_Selected passage:_
From French Resistance to hashtag activism: How our obsession with the extraordinary masks the power of the ordinary

I’ve become obsessed with “Un village français.” No, it’s not an idyllic town in Provence. It’s a French television series set during World War II. The show follows the residents of one French town as they navigate the German occupation.

"Un village français" is a French television series set during the German occupation during World War II.

“Un village français” is a French television series set during the German occupation during World War II.

I tell myself that I am already into the 6th season (thank you, Netflix) because it helps me learn the language. I have just started a Postdoctoral Research Fellowship at the Institute for Advanced Study in Toulouse, based at the Toulouse School of Economics. And I do need to brush up on my French. But admittedly, I am fascinated with the drama and romance of the TV series.

But I have also realized that the show mirrors the way I approach my research on social movements, social media, and social class. It focuses not on the big heroes, or iconic giants of history, but on the average people. And rather than dwelling on extraordinary events like big battles involving thousands of troops, the shows unfolds slowly as we watch these regular people struggle with everyday circumstances.

These days, coverage of revolutions or protests tends to focus on the big dramatic moments, when people take to the streets or rise up in some fashion. The narrative often focuses on a single individual as the catalyst, or credits social media as galvanizing an instant “Twitter revolution.”

In reality, these events are typically the culmination of a long, slow organizing and educational process that takes place under the social media radar. Sometimes, then, the power of the ordinary is slow, long, and, yes, sometimes less about the spread of communication and more about how it’s not spreading.

“Un village français” turns the lens away from those extraordinary events, and puts is squarely on those more quiet, mundane moments that play out over long stretches. As a kid, I learned about World War II, both at school and in the movie theater, through sweeping narratives of epic battles or heroic leaders. Instead, this TV series examines the complexities of war through the interactions and actions of the ordinary, not the extraordinary, French citizenry.

The series opens with a scene of an elementary school field trip in the countryside, when all of a sudden German airplanes carpet bomb the area. Some students and a teacher die from the bombing. Ok, this sounds like a horrific and, well, extraordinary event, and indeed it is. But the next day, a teacher that survived has to start pouring ink into the students’ inkwells and resume teaching.

Nade Dieu plays Marie Germain, a farmer who becomes the leader of the local French Resistance

In the French TV series, Nade Dieu plays Marie Germain, a farmer who becomes the leader of the local French Resistance

The drama expands with the introduction of a web of people in this small town who face constant and evolving choices as to how to respond to the German occupation. Some characters, including police officers, farmers and teachers, begin to join the resistance, eventually known as the Maquis, in rural France. They also join forces with the communists in a weak and strained coalition.

_Written task A:_
Reproduce verbatim the part of the essay on ordinary people in history that opens with the words containing "But I have also" and closes with "with everyday circumstances.".
_Written task B:_
Render this sentence from the essay on ordinary people in history into Spanish: "These days, coverage of revolutions or protests tends to focus on the big dramatic moments, when people take to the streets or rise up in some fashion."

_Listed entries:_
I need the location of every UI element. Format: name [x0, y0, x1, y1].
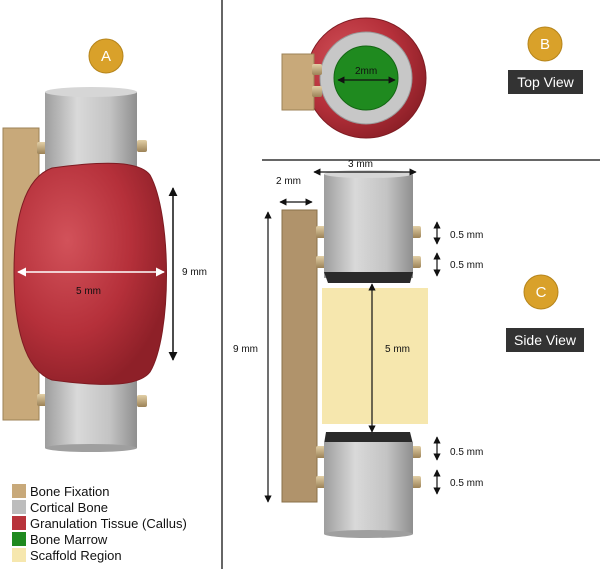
legend-label-scaffold-region: Scaffold Region: [30, 548, 122, 563]
panel-c-gap-label: 5 mm: [385, 344, 410, 355]
panel-c-pin: [316, 446, 326, 458]
panel-c-pin: [316, 476, 326, 488]
panel-c-scaffold: [322, 288, 428, 424]
panel-b-marrow-label: 2mm: [355, 66, 377, 77]
panel-c-view-label-box: [506, 328, 584, 352]
panel-b-marrow: [333, 45, 399, 111]
panel-c-height-label: 9 mm: [233, 344, 258, 355]
panel-b-view-label: Top View: [517, 74, 574, 90]
panel-c-view-label: Side View: [514, 332, 577, 348]
panel-c-upper-bone-top: [324, 170, 413, 178]
panel-c-pin-spacing-label: 0.5 mm: [450, 260, 483, 271]
panel-c-width-label: 3 mm: [348, 159, 373, 170]
panel-b-fixation-plate: [281, 53, 315, 111]
panel-c: 3 mm 2 mm 9 mm 5 mm 0.5 mm 0.5 mm 0.5 mm…: [233, 159, 584, 538]
panel-c-pin-spacing-label: 0.5 mm: [450, 478, 483, 489]
panel-c-upper-bone-cut: [324, 272, 413, 283]
panel-c-pin: [411, 476, 421, 488]
panel-c-fixation-width-label: 2 mm: [276, 176, 301, 187]
panel-b-badge-label: B: [540, 36, 550, 53]
legend-label-cortical-bone: Cortical Bone: [30, 500, 108, 515]
legend: Bone Fixation Cortical Bone Granulation …: [12, 484, 187, 563]
panel-c-fixation-plate: [281, 209, 318, 503]
legend-label-bone-marrow: Bone Marrow: [30, 532, 108, 547]
panel-a: 5 mm 9 mm A: [2, 38, 207, 452]
panel-a-width-label: 5 mm: [76, 286, 101, 297]
panel-b-pin: [312, 64, 322, 75]
panel-c-lower-bone: [324, 442, 413, 534]
panel-a-pin: [137, 395, 147, 407]
legend-swatch-bone-fixation: [12, 484, 26, 498]
panel-c-lower-bone-cut: [324, 432, 413, 444]
panel-a-pin: [37, 142, 47, 154]
panel-c-badge: [523, 274, 559, 310]
panel-b-pin: [312, 86, 322, 97]
panel-c-pin: [316, 256, 326, 268]
panel-c-pin: [316, 226, 326, 238]
panel-c-pin: [411, 256, 421, 268]
panel-a-badge: [88, 38, 124, 74]
panel-c-pin: [411, 446, 421, 458]
panel-b: 2mm B Top View: [281, 17, 583, 139]
panel-c-pin-spacing-label: 0.5 mm: [450, 447, 483, 458]
panel-b-badge: [527, 26, 563, 62]
legend-label-granulation-tissue: Granulation Tissue (Callus): [30, 516, 187, 531]
panel-b-view-label-box: [508, 70, 583, 94]
legend-swatch-granulation-tissue: [12, 516, 26, 530]
panel-c-lower-bone-bottom: [324, 530, 413, 538]
panel-a-height-label: 9 mm: [182, 267, 207, 278]
legend-label-bone-fixation: Bone Fixation: [30, 484, 110, 499]
legend-swatch-cortical-bone: [12, 500, 26, 514]
panel-a-callus: [13, 162, 167, 385]
panel-c-badge-label: C: [536, 284, 547, 301]
panel-c-pin: [411, 226, 421, 238]
panel-a-badge-label: A: [101, 48, 111, 65]
panel-a-upper-bone-top: [45, 87, 137, 97]
panel-a-pin: [37, 394, 47, 406]
panel-a-lower-bone-bottom: [45, 444, 137, 452]
panel-a-pin: [137, 140, 147, 152]
legend-swatch-scaffold-region: [12, 548, 26, 562]
legend-swatch-bone-marrow: [12, 532, 26, 546]
panel-c-upper-bone: [324, 174, 413, 278]
panel-c-pin-spacing-label: 0.5 mm: [450, 230, 483, 241]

_Exercise output A:_
But I have also realized that the show mirrors the way I approach my research on social movements, social media, and social class. It focuses not on the big heroes, or iconic giants of history, but on the average people. And rather than dwelling on extraordinary events like big battles involving thousands of troops, the shows unfolds slowly as we watch these regular people struggle with everyday circumstances.

_Exercise output B:_
Hoy en día, la cobertura de las revoluciones o las protestas tiende a centrarse en los grandes momentos dramáticos, cuando la gente sale a las calles o se levanta de alguna manera.